TASK — Select and reproduce each line of the listing below that bears the string "color".

#### SOURCE RECORDS

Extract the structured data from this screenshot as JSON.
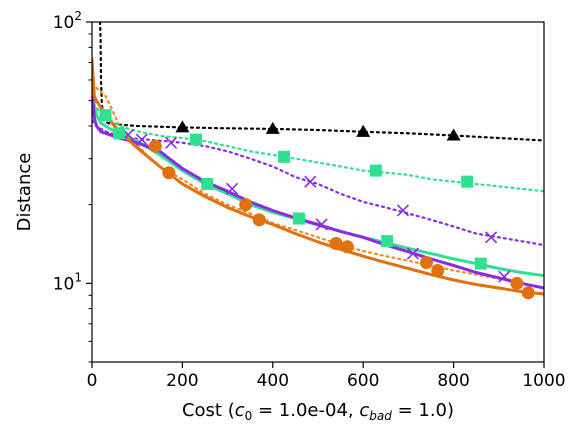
{
  "chart_data": {
    "type": "line",
    "title": "",
    "xlabel": {
      "prefix": "Cost (",
      "c0_sym": "c",
      "c0_sub": "0",
      "c0_val": " = 1.0e-04, ",
      "cbad_sym": "c",
      "cbad_sub": "bad",
      "cbad_val": " = 1.0)"
    },
    "ylabel": "Distance",
    "xlim": [
      0,
      1000
    ],
    "ylim": [
      5,
      100
    ],
    "yscale": "log",
    "x_ticks": [
      0,
      200,
      400,
      600,
      800,
      1000
    ],
    "x_tick_labels": [
      "0",
      "200",
      "400",
      "600",
      "800",
      "1000"
    ],
    "y_ticks": [
      {
        "value": 10,
        "base": "10",
        "exp": "1"
      },
      {
        "value": 100,
        "base": "10",
        "exp": "2"
      }
    ],
    "grid": false,
    "legend": "none",
    "series": [
      {
        "color": "#000000",
        "style": "dotted",
        "marker": "triangle",
        "x": [
          18,
          19,
          20,
          22,
          26,
          35,
          60,
          100,
          200,
          300,
          400,
          500,
          600,
          700,
          800,
          900,
          1000
        ],
        "y": [
          100,
          85,
          60,
          48,
          43,
          41,
          40.5,
          40,
          39.5,
          39.2,
          39,
          38.6,
          38,
          37.5,
          36.8,
          36,
          35.2
        ],
        "marker_x": [
          200,
          400,
          600,
          800
        ],
        "marker_y": [
          39.5,
          39,
          38,
          36.8
        ]
      },
      {
        "color": "#2ee08f",
        "style": "dotted",
        "marker": "square",
        "x": [
          0,
          10,
          25,
          50,
          80,
          120,
          160,
          200,
          250,
          300,
          350,
          400,
          450,
          500,
          550,
          600,
          650,
          700,
          750,
          800,
          850,
          900,
          950,
          1000
        ],
        "y": [
          48,
          47,
          44,
          41,
          39,
          37.5,
          36.5,
          36,
          35,
          33.5,
          32,
          31,
          30,
          29,
          28,
          27,
          26.5,
          26,
          25,
          24.5,
          24,
          23.5,
          23,
          22.5
        ],
        "marker_x": [
          30,
          230,
          425,
          628,
          830
        ],
        "marker_y": [
          44,
          35.5,
          30.5,
          27,
          24.5
        ]
      },
      {
        "color": "#8b2be2",
        "style": "dotted",
        "marker": "x",
        "x": [
          0,
          10,
          25,
          50,
          80,
          120,
          160,
          200,
          250,
          300,
          350,
          400,
          450,
          500,
          550,
          600,
          650,
          700,
          750,
          800,
          850,
          900,
          950,
          1000
        ],
        "y": [
          42,
          40,
          38.5,
          37,
          36,
          35.5,
          35,
          34.5,
          33.5,
          32,
          30,
          28,
          25.5,
          24,
          22,
          20.5,
          19.5,
          18.5,
          17.5,
          16.5,
          15.5,
          15,
          14.5,
          14
        ],
        "marker_x": [
          80,
          175,
          483,
          688,
          883
        ],
        "marker_y": [
          37,
          34.5,
          24.5,
          19,
          15
        ]
      },
      {
        "color": "#f08c28",
        "style": "dotted",
        "marker": "none",
        "x": [
          0,
          10,
          20,
          30,
          40,
          50,
          60,
          80,
          100,
          120,
          150,
          200,
          250,
          300,
          350,
          400,
          450,
          500,
          550,
          600,
          650,
          700,
          750,
          800,
          850,
          900,
          950,
          1000
        ],
        "y": [
          58,
          56,
          54,
          52,
          48,
          44,
          40,
          37,
          34,
          31,
          28,
          25,
          22,
          20,
          18.5,
          17,
          16,
          15,
          14,
          13.3,
          12.7,
          12.2,
          11.7,
          11.2,
          10.8,
          10.4,
          10,
          9.6
        ],
        "marker_x": [],
        "marker_y": []
      },
      {
        "color": "#2ee08f",
        "style": "solid",
        "marker": "square",
        "x": [
          0,
          5,
          10,
          20,
          40,
          60,
          100,
          150,
          200,
          250,
          300,
          350,
          400,
          450,
          500,
          550,
          600,
          650,
          700,
          750,
          800,
          850,
          900,
          950,
          1000
        ],
        "y": [
          60,
          48,
          44,
          41,
          39,
          37.5,
          35,
          31,
          27,
          24,
          22,
          20,
          18.7,
          17.7,
          16.7,
          15.8,
          15,
          14.3,
          13.6,
          13,
          12.4,
          11.9,
          11.4,
          11,
          10.7
        ],
        "marker_x": [
          60,
          255,
          458,
          653,
          860
        ],
        "marker_y": [
          37.5,
          24,
          17.7,
          14.5,
          11.9
        ]
      },
      {
        "color": "#8b2be2",
        "style": "solid",
        "marker": "x",
        "x": [
          0,
          5,
          10,
          20,
          40,
          60,
          100,
          150,
          200,
          250,
          300,
          350,
          400,
          450,
          500,
          550,
          600,
          650,
          700,
          750,
          800,
          850,
          900,
          950,
          1000
        ],
        "y": [
          55,
          43,
          40,
          38,
          37,
          36,
          34.5,
          32,
          27.5,
          24.5,
          22.5,
          20.5,
          19,
          17.8,
          16.8,
          15.8,
          15,
          14,
          13.2,
          12.4,
          11.7,
          11,
          10.5,
          10,
          9.6
        ],
        "marker_x": [
          110,
          310,
          508,
          710,
          912
        ],
        "marker_y": [
          35.5,
          23,
          16.8,
          13,
          10.6
        ]
      },
      {
        "color": "#e07010",
        "style": "solid",
        "marker": "circle",
        "x": [
          0,
          5,
          10,
          20,
          40,
          60,
          100,
          150,
          200,
          250,
          300,
          350,
          400,
          450,
          500,
          550,
          600,
          650,
          700,
          750,
          800,
          850,
          900,
          950,
          1000
        ],
        "y": [
          72,
          52,
          50,
          47,
          42,
          38,
          33,
          28,
          24,
          21.5,
          19.5,
          18,
          16.8,
          15.5,
          14.4,
          13.5,
          12.7,
          12,
          11.4,
          10.8,
          10.3,
          9.9,
          9.6,
          9.3,
          9.1
        ],
        "marker_x": [
          140,
          170,
          340,
          370,
          540,
          565,
          740,
          765,
          940,
          965
        ],
        "marker_y": [
          33.5,
          26.5,
          20,
          17.5,
          14.2,
          13.8,
          12,
          11.2,
          10,
          9.2
        ]
      }
    ]
  }
}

########

RESULT OF THIS TASK —
        "color": "#000000",
        "color": "#2ee08f",
        "color": "#8b2be2",
        "color": "#f08c28",
        "color": "#2ee08f",
        "color": "#8b2be2",
        "color": "#e07010",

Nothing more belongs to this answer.